What is required:
Each entry needs to be restated exactly as written.

--

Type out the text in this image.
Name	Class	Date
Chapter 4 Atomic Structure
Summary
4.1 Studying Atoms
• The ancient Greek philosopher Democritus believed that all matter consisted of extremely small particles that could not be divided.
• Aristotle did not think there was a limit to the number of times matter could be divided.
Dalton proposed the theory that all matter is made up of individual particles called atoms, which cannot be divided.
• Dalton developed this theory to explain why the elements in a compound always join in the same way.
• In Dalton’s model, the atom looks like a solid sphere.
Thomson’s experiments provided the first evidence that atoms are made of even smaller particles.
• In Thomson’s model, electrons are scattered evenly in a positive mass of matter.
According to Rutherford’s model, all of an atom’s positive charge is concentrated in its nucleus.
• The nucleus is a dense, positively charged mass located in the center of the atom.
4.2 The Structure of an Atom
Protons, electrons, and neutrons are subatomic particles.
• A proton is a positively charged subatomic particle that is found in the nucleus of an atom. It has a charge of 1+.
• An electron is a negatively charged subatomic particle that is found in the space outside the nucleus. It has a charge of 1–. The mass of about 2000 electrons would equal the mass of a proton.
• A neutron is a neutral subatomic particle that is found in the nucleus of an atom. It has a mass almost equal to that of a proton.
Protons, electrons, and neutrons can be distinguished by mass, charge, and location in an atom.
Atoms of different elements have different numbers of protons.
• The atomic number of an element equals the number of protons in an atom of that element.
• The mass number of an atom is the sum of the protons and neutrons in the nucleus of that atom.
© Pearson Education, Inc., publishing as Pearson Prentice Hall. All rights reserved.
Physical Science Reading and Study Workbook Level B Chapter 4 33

--

Written solution:
Type out the text in this image.
Name	Class	Date
Chapter 4 Atomic Structure
Summary
4.1 Studying Atoms
• The ancient Greek philosopher Democritus believed that all matter consisted of extremely small particles that could not be divided.
• Aristotle did not think there was a limit to the number of times matter could be divided.
Dalton proposed the theory that all matter is made up of individual particles called atoms, which cannot be divided.
• Dalton developed this theory to explain why the elements in a compound always join in the same way.
• In Dalton’s model, the atom looks like a solid sphere.
Thomson’s experiments provided the first evidence that atoms are made of even smaller particles.
• In Thomson’s model, electrons are scattered evenly in a positive mass of matter.
According to Rutherford’s model, all of an atom’s positive charge is concentrated in its nucleus.
• The nucleus is a dense, positively charged mass located in the center of the atom.
4.2 The Structure of an Atom
Protons, electrons, and neutrons are subatomic particles.
• A proton is a positively charged subatomic particle that is found in the nucleus of an atom. It has a charge of 1+.
• An electron is a negatively charged subatomic particle that is found in the space outside the nucleus. It has a charge of 1–. The mass of about 2000 electrons would equal the mass of a proton.
• A neutron is a neutral subatomic particle that is found in the nucleus of an atom. It has a mass almost equal to that of a proton.
Protons, electrons, and neutrons can be distinguished by mass, charge, and location in an atom.
Atoms of different elements have different numbers of protons.
• The atomic number of an element equals the number of protons in an atom of that element.
• The mass number of an atom is the sum of the protons and neutrons in the nucleus of that atom.
© Pearson Education, Inc., publishing as Pearson Prentice Hall. All rights reserved.
Physical Science Reading and Study Workbook Level B Chapter 4 33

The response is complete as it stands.